§ What you have to do
List each line of the data that holds the string "administrator".
——————
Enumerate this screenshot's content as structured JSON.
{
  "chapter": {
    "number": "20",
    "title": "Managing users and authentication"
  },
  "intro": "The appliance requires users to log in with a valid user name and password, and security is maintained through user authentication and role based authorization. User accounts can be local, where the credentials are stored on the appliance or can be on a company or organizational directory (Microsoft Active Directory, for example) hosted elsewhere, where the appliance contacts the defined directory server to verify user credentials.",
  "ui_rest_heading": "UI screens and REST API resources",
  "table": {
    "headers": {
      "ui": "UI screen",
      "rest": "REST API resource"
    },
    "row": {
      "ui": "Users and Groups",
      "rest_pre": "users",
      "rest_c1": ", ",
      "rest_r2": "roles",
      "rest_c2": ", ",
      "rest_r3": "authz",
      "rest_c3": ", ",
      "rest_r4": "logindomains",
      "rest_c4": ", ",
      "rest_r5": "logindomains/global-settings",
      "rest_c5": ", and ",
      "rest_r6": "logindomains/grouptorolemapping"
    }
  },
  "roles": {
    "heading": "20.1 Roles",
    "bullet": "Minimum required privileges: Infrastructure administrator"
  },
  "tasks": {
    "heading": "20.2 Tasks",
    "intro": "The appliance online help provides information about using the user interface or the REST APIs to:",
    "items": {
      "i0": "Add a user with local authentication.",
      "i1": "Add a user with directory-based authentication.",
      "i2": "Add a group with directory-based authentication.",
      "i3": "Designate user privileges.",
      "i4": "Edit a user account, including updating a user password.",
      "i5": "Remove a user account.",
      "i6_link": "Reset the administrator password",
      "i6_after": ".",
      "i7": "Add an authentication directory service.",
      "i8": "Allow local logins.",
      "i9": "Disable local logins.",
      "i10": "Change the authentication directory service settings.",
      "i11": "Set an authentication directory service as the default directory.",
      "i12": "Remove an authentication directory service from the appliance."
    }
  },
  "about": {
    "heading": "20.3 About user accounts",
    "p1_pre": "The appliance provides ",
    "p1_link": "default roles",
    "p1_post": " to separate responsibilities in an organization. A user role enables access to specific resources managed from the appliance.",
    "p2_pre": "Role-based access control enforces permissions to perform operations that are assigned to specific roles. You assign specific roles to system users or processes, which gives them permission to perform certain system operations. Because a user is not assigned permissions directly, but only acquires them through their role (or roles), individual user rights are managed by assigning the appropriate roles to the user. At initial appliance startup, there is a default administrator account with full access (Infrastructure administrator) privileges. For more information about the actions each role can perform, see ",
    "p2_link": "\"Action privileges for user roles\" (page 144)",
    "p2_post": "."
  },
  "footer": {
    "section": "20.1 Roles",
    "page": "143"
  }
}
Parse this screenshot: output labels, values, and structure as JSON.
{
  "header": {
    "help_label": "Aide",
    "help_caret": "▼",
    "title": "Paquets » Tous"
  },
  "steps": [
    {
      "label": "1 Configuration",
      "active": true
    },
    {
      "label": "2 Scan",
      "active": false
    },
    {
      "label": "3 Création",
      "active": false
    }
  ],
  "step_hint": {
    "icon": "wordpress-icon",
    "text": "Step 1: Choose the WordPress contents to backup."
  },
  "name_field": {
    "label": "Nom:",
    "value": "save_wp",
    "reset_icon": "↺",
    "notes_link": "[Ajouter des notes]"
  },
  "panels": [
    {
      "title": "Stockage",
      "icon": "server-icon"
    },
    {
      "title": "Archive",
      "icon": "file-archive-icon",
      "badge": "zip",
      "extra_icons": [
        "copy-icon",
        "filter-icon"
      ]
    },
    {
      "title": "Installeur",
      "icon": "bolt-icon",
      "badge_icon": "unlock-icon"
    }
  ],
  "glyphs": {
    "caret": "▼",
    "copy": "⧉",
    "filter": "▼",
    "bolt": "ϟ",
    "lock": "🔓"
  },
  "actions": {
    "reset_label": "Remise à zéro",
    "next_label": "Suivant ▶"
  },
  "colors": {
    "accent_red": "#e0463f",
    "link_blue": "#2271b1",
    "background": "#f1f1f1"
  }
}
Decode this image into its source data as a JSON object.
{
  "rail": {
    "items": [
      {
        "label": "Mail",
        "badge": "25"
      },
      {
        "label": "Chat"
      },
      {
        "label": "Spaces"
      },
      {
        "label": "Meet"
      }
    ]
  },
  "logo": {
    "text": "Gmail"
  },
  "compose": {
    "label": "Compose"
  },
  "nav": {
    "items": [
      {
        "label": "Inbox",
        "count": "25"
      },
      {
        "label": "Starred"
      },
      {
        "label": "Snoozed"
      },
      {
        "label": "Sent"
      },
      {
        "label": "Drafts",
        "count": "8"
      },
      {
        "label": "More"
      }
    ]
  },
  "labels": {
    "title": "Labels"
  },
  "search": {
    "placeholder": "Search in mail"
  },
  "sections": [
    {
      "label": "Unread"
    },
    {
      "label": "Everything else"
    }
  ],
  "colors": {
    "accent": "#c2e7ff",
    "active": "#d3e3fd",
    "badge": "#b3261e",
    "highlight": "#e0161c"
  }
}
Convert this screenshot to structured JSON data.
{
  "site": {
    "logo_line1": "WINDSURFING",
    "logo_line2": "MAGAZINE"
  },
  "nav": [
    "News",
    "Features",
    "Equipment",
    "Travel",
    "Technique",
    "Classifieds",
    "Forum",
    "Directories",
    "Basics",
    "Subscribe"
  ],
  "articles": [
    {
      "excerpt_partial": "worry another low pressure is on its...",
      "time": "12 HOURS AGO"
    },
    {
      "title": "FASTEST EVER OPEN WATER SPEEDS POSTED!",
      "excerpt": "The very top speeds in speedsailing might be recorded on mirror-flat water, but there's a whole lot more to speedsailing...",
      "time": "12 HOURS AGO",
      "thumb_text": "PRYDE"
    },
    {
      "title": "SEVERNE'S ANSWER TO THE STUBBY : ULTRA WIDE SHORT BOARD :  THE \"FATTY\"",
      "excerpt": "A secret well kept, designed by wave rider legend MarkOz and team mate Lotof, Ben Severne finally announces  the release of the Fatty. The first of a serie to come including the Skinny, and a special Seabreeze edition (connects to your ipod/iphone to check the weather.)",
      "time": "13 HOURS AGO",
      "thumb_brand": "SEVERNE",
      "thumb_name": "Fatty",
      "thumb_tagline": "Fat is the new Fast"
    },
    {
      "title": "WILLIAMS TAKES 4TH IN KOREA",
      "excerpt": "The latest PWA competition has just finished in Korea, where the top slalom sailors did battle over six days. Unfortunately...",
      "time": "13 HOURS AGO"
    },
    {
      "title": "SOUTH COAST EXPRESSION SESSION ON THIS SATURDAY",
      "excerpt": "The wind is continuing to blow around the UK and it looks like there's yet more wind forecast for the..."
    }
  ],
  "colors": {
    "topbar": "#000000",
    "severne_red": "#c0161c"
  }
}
——————
§ Result of this exercise
    "bullet": "Minimum required privileges: Infrastructure administrator"
      "i6_link": "Reset the administrator password",
    "p2_pre": "Role-based access control enforces permissions to perform operations that are assigned to specific roles. You assign specific roles to system users or processes, which gives them permission to perform certain system operations. Because a user is not assigned permissions directly, but only acquires them through their role (or roles), individual user rights are managed by assigning the appropriate roles to the user. At initial appliance startup, there is a default administrator account with full access (Infrastructure administrator) privileges. For more information about the actions each role can perform, see ",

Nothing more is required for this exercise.